* Begin *

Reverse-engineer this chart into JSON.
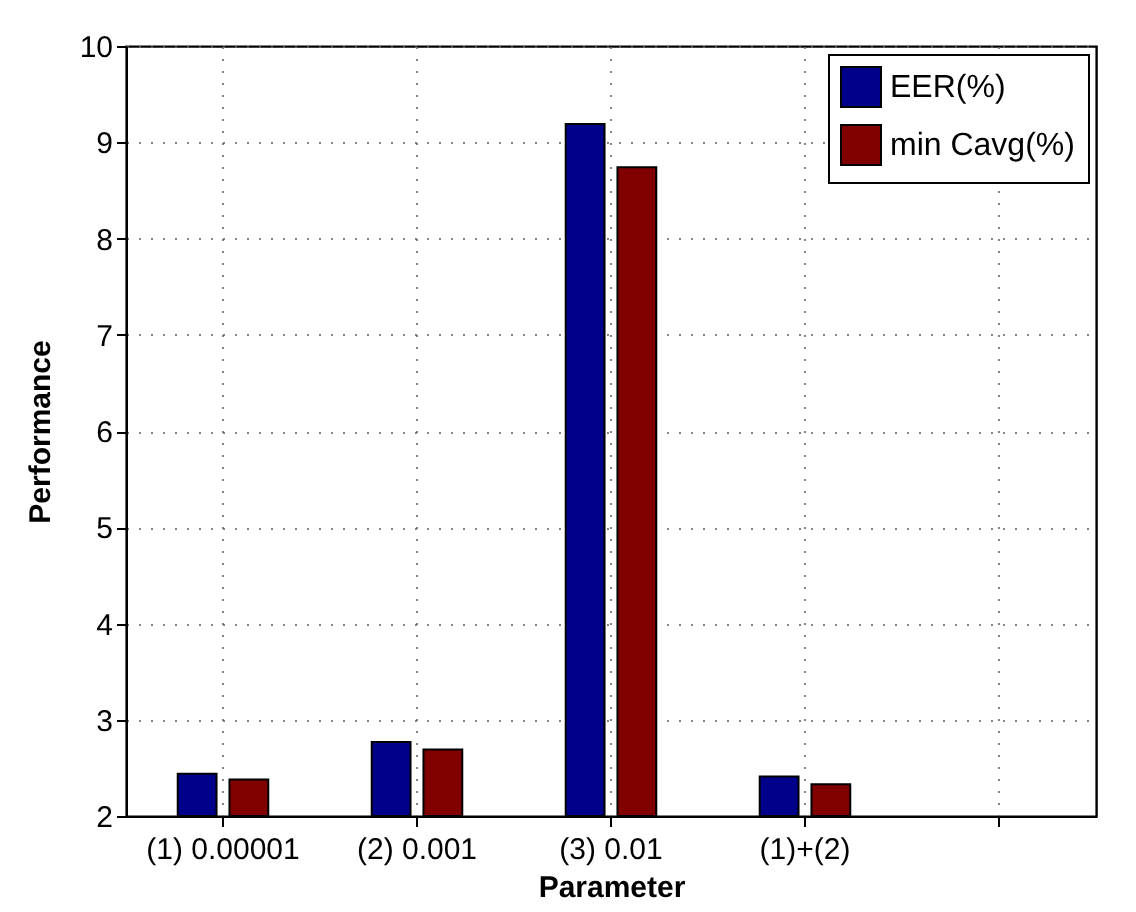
{
  "chart_data": {
    "type": "bar",
    "xlabel": "Parameter",
    "ylabel": "Performance",
    "categories": [
      "(1) 0.00001",
      "(2) 0.001",
      "(3) 0.01",
      "(1)+(2)",
      null
    ],
    "series": [
      {
        "name": "EER(%)",
        "color": "#00008b",
        "values": [
          2.44,
          2.77,
          9.19,
          2.41,
          null
        ]
      },
      {
        "name": "min Cavg(%)",
        "color": "#800000",
        "values": [
          2.38,
          2.69,
          8.74,
          2.33,
          null
        ]
      }
    ],
    "ylim": [
      2,
      10
    ],
    "yticks": [
      2,
      3,
      4,
      5,
      6,
      7,
      8,
      9,
      10
    ],
    "grid": true,
    "legend": "top right"
  }
}
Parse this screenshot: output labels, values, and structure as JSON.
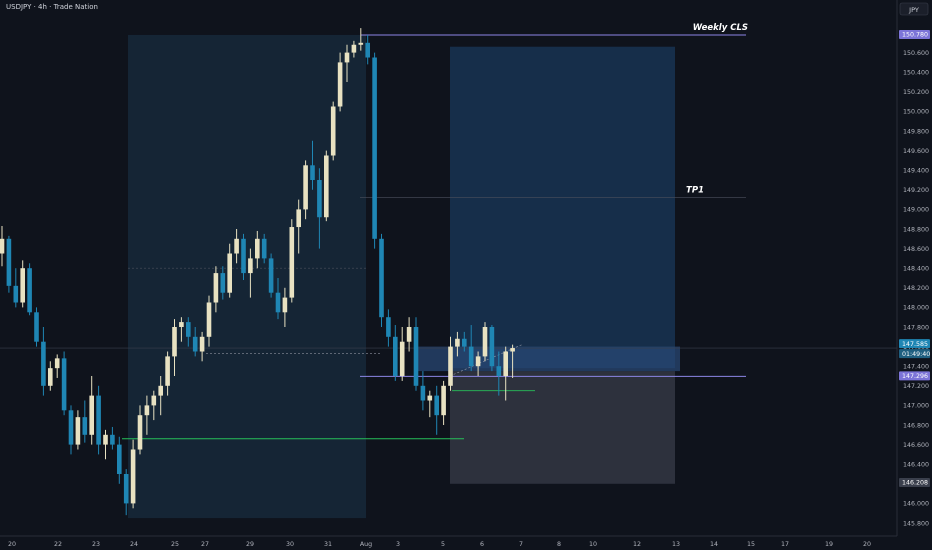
{
  "header": {
    "title": "USDJPY · 4h · Trade Nation"
  },
  "currency_badge": "JPY",
  "colors": {
    "background": "#0f131c",
    "bull": "#e8e2c2",
    "bear": "#1f86b4",
    "level_line": "#8c86e6",
    "green_line": "#26c05a",
    "target_zone": "#1a3a5e",
    "stop_zone": "#3a3f4c",
    "range_box": "#16293a",
    "label_bg_purple": "#7c74d8",
    "label_bg_gray": "#3a3f4c"
  },
  "chart_data": {
    "type": "candlestick",
    "title": "USDJPY · 4h · Trade Nation",
    "ylim": [
      145.7,
      151.0
    ],
    "y_ticks": [
      "150.800",
      "150.600",
      "150.400",
      "150.200",
      "150.000",
      "149.800",
      "149.600",
      "149.400",
      "149.200",
      "149.000",
      "148.800",
      "148.600",
      "148.400",
      "148.200",
      "148.000",
      "147.800",
      "147.600",
      "147.400",
      "147.200",
      "147.000",
      "146.800",
      "146.600",
      "146.400",
      "146.200",
      "146.000",
      "145.800"
    ],
    "x_ticks": [
      "20",
      "22",
      "23",
      "24",
      "25",
      "27",
      "29",
      "30",
      "31",
      "Aug",
      "3",
      "5",
      "6",
      "7",
      "8",
      "10",
      "12",
      "13",
      "14",
      "15",
      "17",
      "19",
      "20"
    ],
    "price_labels": [
      {
        "value": 150.78,
        "text": "150.780",
        "style": "purple"
      },
      {
        "value": 147.585,
        "text": "147.585",
        "style": "current"
      },
      {
        "value": 147.585,
        "text": "01:49:40",
        "style": "countdown"
      },
      {
        "value": 147.296,
        "text": "147.296",
        "style": "purple"
      },
      {
        "value": 146.208,
        "text": "146.208",
        "style": "gray"
      }
    ],
    "annotations": [
      {
        "text": "Weekly CLS",
        "value": 150.78
      },
      {
        "text": "TP1",
        "value": 149.12
      }
    ],
    "levels": [
      {
        "name": "weekly-cls-line",
        "value": 150.78,
        "color": "level_line"
      },
      {
        "name": "entry-line",
        "value": 147.296,
        "color": "level_line"
      },
      {
        "name": "tp1-line",
        "value": 149.12,
        "color": "grid"
      },
      {
        "name": "support-line",
        "value": 146.66,
        "color": "green_line"
      },
      {
        "name": "stop-line",
        "value": 147.15,
        "color": "green_line"
      },
      {
        "name": "range-mid-dashed",
        "value": 148.4,
        "color": "grid"
      },
      {
        "name": "low-dashed",
        "value": 147.53,
        "color": "grid"
      }
    ],
    "zones": [
      {
        "name": "range-box",
        "y_from": 145.85,
        "y_to": 150.78
      },
      {
        "name": "target-zone",
        "y_from": 147.38,
        "y_to": 150.66
      },
      {
        "name": "stop-zone",
        "y_from": 146.2,
        "y_to": 147.35
      },
      {
        "name": "entry-band",
        "y_from": 147.35,
        "y_to": 147.6
      }
    ],
    "candles": [
      {
        "o": 148.55,
        "h": 148.83,
        "l": 148.42,
        "c": 148.7
      },
      {
        "o": 148.7,
        "h": 148.73,
        "l": 148.15,
        "c": 148.22
      },
      {
        "o": 148.22,
        "h": 148.4,
        "l": 148.0,
        "c": 148.05
      },
      {
        "o": 148.05,
        "h": 148.48,
        "l": 148.0,
        "c": 148.4
      },
      {
        "o": 148.4,
        "h": 148.45,
        "l": 147.92,
        "c": 147.95
      },
      {
        "o": 147.95,
        "h": 148.0,
        "l": 147.6,
        "c": 147.65
      },
      {
        "o": 147.65,
        "h": 147.8,
        "l": 147.1,
        "c": 147.2
      },
      {
        "o": 147.2,
        "h": 147.45,
        "l": 147.15,
        "c": 147.38
      },
      {
        "o": 147.38,
        "h": 147.52,
        "l": 147.28,
        "c": 147.48
      },
      {
        "o": 147.48,
        "h": 147.55,
        "l": 146.9,
        "c": 146.95
      },
      {
        "o": 146.95,
        "h": 147.0,
        "l": 146.5,
        "c": 146.6
      },
      {
        "o": 146.6,
        "h": 146.95,
        "l": 146.55,
        "c": 146.88
      },
      {
        "o": 146.88,
        "h": 147.05,
        "l": 146.62,
        "c": 146.7
      },
      {
        "o": 146.7,
        "h": 147.3,
        "l": 146.6,
        "c": 147.1
      },
      {
        "o": 147.1,
        "h": 147.2,
        "l": 146.5,
        "c": 146.6
      },
      {
        "o": 146.6,
        "h": 146.75,
        "l": 146.45,
        "c": 146.7
      },
      {
        "o": 146.7,
        "h": 146.78,
        "l": 146.55,
        "c": 146.6
      },
      {
        "o": 146.6,
        "h": 146.68,
        "l": 146.2,
        "c": 146.3
      },
      {
        "o": 146.3,
        "h": 146.35,
        "l": 145.88,
        "c": 146.0
      },
      {
        "o": 146.0,
        "h": 146.65,
        "l": 145.95,
        "c": 146.55
      },
      {
        "o": 146.55,
        "h": 147.0,
        "l": 146.5,
        "c": 146.9
      },
      {
        "o": 146.9,
        "h": 147.1,
        "l": 146.7,
        "c": 147.0
      },
      {
        "o": 147.0,
        "h": 147.15,
        "l": 146.85,
        "c": 147.1
      },
      {
        "o": 147.1,
        "h": 147.3,
        "l": 146.9,
        "c": 147.2
      },
      {
        "o": 147.2,
        "h": 147.55,
        "l": 147.1,
        "c": 147.5
      },
      {
        "o": 147.5,
        "h": 147.88,
        "l": 147.3,
        "c": 147.8
      },
      {
        "o": 147.8,
        "h": 147.9,
        "l": 147.65,
        "c": 147.85
      },
      {
        "o": 147.85,
        "h": 147.9,
        "l": 147.6,
        "c": 147.7
      },
      {
        "o": 147.7,
        "h": 147.8,
        "l": 147.5,
        "c": 147.55
      },
      {
        "o": 147.55,
        "h": 147.75,
        "l": 147.45,
        "c": 147.7
      },
      {
        "o": 147.7,
        "h": 148.12,
        "l": 147.6,
        "c": 148.05
      },
      {
        "o": 148.05,
        "h": 148.42,
        "l": 147.95,
        "c": 148.35
      },
      {
        "o": 148.35,
        "h": 148.42,
        "l": 148.08,
        "c": 148.15
      },
      {
        "o": 148.15,
        "h": 148.65,
        "l": 148.1,
        "c": 148.55
      },
      {
        "o": 148.55,
        "h": 148.8,
        "l": 148.45,
        "c": 148.7
      },
      {
        "o": 148.7,
        "h": 148.75,
        "l": 148.28,
        "c": 148.35
      },
      {
        "o": 148.35,
        "h": 148.6,
        "l": 148.1,
        "c": 148.5
      },
      {
        "o": 148.5,
        "h": 148.78,
        "l": 148.4,
        "c": 148.7
      },
      {
        "o": 148.7,
        "h": 148.75,
        "l": 148.45,
        "c": 148.5
      },
      {
        "o": 148.5,
        "h": 148.55,
        "l": 148.1,
        "c": 148.15
      },
      {
        "o": 148.15,
        "h": 148.3,
        "l": 147.88,
        "c": 147.95
      },
      {
        "o": 147.95,
        "h": 148.2,
        "l": 147.8,
        "c": 148.1
      },
      {
        "o": 148.1,
        "h": 148.9,
        "l": 148.05,
        "c": 148.82
      },
      {
        "o": 148.82,
        "h": 149.1,
        "l": 148.55,
        "c": 149.0
      },
      {
        "o": 149.0,
        "h": 149.5,
        "l": 148.9,
        "c": 149.45
      },
      {
        "o": 149.45,
        "h": 149.7,
        "l": 149.2,
        "c": 149.3
      },
      {
        "o": 149.3,
        "h": 149.42,
        "l": 148.6,
        "c": 148.92
      },
      {
        "o": 148.92,
        "h": 149.6,
        "l": 148.88,
        "c": 149.55
      },
      {
        "o": 149.55,
        "h": 150.1,
        "l": 149.5,
        "c": 150.05
      },
      {
        "o": 150.05,
        "h": 150.6,
        "l": 150.0,
        "c": 150.5
      },
      {
        "o": 150.5,
        "h": 150.68,
        "l": 150.3,
        "c": 150.6
      },
      {
        "o": 150.6,
        "h": 150.72,
        "l": 150.55,
        "c": 150.68
      },
      {
        "o": 150.68,
        "h": 150.85,
        "l": 150.62,
        "c": 150.7
      },
      {
        "o": 150.7,
        "h": 150.78,
        "l": 150.48,
        "c": 150.55
      },
      {
        "o": 150.55,
        "h": 150.6,
        "l": 148.6,
        "c": 148.7
      },
      {
        "o": 148.7,
        "h": 148.75,
        "l": 147.8,
        "c": 147.9
      },
      {
        "o": 147.9,
        "h": 147.98,
        "l": 147.6,
        "c": 147.7
      },
      {
        "o": 147.7,
        "h": 147.82,
        "l": 147.25,
        "c": 147.3
      },
      {
        "o": 147.3,
        "h": 147.8,
        "l": 147.25,
        "c": 147.65
      },
      {
        "o": 147.65,
        "h": 147.9,
        "l": 147.55,
        "c": 147.8
      },
      {
        "o": 147.8,
        "h": 147.9,
        "l": 147.15,
        "c": 147.2
      },
      {
        "o": 147.2,
        "h": 147.35,
        "l": 146.95,
        "c": 147.05
      },
      {
        "o": 147.05,
        "h": 147.15,
        "l": 146.88,
        "c": 147.1
      },
      {
        "o": 147.1,
        "h": 147.2,
        "l": 146.7,
        "c": 146.9
      },
      {
        "o": 146.9,
        "h": 147.25,
        "l": 146.8,
        "c": 147.2
      },
      {
        "o": 147.2,
        "h": 147.7,
        "l": 147.15,
        "c": 147.6
      },
      {
        "o": 147.6,
        "h": 147.75,
        "l": 147.5,
        "c": 147.68
      },
      {
        "o": 147.68,
        "h": 147.75,
        "l": 147.55,
        "c": 147.6
      },
      {
        "o": 147.6,
        "h": 147.82,
        "l": 147.35,
        "c": 147.4
      },
      {
        "o": 147.4,
        "h": 147.55,
        "l": 147.3,
        "c": 147.5
      },
      {
        "o": 147.5,
        "h": 147.85,
        "l": 147.45,
        "c": 147.8
      },
      {
        "o": 147.8,
        "h": 147.82,
        "l": 147.35,
        "c": 147.4
      },
      {
        "o": 147.4,
        "h": 147.55,
        "l": 147.1,
        "c": 147.3
      },
      {
        "o": 147.3,
        "h": 147.6,
        "l": 147.05,
        "c": 147.55
      },
      {
        "o": 147.55,
        "h": 147.62,
        "l": 147.28,
        "c": 147.585
      }
    ]
  }
}
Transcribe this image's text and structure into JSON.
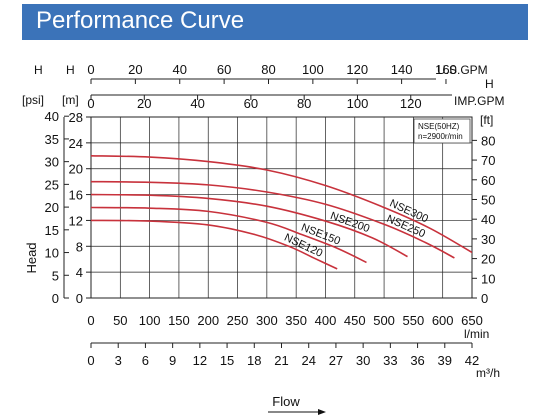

* End *

SET TASK =
Find all lines with "this" in them and copy each one.

TASK OUTPUT =
Reverse-engineer this chart into JSON.
Parse this screenshot: output labels, values, and structure as JSON.
Transcribe this image's text and structure into JSON.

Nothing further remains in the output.